Bairo Pite Clinic

Located in Dili, Bairo Pite Clinic sees an average of 300 patients per day and is one of the most highly visited health clinics in the country. Services provided by Bairo Pite Clinic presently include maternity and infant care, vaccinations, tuberculosis (TB), malaria and dengue fever treatment, HIV diagnosis and treatment, in-patient and dental services, health outreach, and training for local health care workers. The clinic also operates a medical laboratory, pharmacy, kitchen and laundry.

Bairo Pite Clinic was previously a military clinic used by the Indonesian government and abandoned when Indonesian forces withdrew from Timor-Leste. The clinic was founded in 1999 by Timor Aid and Dr Dan Murphy and in partnership with AFAP to serve the immediate needs of a population affected by the violence of the Indonesian withdrawal. Bairo Pite Clinic became an independent NGO health clinic in 2001 that provides free health care services to those in need.

What you are asked to do:
Copy the passage on Bairo Pite Clinic, everything from "Bairo Pite Clinic was" down to "those in need.", and substitute "army clinic" for "military clinic".

Supplied records:
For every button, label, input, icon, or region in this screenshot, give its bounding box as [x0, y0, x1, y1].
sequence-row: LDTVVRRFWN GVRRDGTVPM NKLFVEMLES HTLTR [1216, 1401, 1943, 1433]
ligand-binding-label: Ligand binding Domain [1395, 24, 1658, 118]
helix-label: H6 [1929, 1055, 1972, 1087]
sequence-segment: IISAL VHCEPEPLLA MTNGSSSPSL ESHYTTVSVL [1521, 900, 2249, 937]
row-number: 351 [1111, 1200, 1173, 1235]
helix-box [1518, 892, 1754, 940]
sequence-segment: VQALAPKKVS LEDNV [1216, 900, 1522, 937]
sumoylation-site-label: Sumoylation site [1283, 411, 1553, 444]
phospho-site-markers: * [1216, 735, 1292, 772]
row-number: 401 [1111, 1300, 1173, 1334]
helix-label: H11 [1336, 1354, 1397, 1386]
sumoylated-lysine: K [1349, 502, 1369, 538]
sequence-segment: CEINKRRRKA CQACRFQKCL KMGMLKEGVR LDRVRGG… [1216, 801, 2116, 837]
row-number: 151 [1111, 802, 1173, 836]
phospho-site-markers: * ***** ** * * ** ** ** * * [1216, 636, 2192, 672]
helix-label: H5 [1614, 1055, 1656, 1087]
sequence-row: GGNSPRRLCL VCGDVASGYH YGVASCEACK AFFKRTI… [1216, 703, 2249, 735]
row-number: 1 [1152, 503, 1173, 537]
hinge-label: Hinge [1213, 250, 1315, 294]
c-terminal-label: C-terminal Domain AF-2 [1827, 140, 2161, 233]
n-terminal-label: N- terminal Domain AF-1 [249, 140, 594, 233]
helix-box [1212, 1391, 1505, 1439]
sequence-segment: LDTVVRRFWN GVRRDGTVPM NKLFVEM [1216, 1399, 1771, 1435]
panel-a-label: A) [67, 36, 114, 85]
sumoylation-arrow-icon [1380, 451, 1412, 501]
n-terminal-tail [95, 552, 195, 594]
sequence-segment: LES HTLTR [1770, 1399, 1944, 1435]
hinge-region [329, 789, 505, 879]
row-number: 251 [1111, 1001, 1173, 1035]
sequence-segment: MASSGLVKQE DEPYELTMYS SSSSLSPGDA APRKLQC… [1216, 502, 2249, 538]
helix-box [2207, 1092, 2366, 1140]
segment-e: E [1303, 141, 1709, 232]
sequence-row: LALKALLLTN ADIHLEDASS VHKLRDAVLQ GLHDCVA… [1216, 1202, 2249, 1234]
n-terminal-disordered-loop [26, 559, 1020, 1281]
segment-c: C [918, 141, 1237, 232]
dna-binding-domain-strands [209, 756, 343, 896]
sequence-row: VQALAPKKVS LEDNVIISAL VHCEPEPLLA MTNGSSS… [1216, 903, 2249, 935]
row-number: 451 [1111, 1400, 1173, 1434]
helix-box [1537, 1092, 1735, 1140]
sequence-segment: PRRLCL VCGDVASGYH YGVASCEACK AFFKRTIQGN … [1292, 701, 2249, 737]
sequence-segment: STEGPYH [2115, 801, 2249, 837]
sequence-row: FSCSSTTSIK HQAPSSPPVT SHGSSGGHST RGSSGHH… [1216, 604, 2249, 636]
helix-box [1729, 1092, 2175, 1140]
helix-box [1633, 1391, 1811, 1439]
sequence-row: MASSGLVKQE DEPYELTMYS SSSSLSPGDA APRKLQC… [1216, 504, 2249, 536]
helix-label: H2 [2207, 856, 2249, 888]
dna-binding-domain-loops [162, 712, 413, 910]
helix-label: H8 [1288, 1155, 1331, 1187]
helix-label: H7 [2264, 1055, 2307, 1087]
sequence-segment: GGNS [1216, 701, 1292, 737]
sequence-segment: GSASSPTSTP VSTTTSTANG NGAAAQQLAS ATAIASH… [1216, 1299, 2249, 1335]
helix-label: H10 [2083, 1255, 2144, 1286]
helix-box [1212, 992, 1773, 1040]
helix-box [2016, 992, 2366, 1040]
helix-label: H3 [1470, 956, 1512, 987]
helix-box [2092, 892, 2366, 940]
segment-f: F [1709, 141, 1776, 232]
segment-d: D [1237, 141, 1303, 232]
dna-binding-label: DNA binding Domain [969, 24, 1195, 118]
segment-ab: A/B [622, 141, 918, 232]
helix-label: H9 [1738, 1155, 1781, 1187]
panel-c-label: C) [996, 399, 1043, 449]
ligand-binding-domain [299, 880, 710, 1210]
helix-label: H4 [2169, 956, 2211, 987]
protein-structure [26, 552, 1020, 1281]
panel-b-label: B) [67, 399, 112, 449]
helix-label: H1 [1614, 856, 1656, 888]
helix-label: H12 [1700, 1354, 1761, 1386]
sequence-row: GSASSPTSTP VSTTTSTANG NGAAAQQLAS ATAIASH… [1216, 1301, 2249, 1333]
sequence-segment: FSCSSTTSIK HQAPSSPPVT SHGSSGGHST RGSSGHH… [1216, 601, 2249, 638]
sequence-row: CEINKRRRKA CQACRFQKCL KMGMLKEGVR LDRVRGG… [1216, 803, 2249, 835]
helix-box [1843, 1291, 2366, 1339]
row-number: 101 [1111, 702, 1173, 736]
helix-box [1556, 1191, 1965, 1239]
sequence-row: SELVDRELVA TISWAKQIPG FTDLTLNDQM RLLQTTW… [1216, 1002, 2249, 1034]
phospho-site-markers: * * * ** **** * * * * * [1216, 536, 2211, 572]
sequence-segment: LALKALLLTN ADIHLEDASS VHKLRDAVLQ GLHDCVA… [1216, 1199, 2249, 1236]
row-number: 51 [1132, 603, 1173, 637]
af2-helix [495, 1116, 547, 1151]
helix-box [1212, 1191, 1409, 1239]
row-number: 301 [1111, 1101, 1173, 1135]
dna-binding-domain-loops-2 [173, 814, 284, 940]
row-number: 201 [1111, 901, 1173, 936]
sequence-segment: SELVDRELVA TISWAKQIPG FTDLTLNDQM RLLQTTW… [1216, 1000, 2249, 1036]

Response to this task:
Bairo Pite Clinic was previously a army clinic used by the Indonesian government and abandoned when Indonesian forces withdrew from Timor-Leste. The clinic was founded in 1999 by Timor Aid and Dr Dan Murphy and in partnership with AFAP to serve the immediate needs of a population affected by the violence of the Indonesian withdrawal. Bairo Pite Clinic became an independent NGO health clinic in 2001 that provides free health care services to those in need.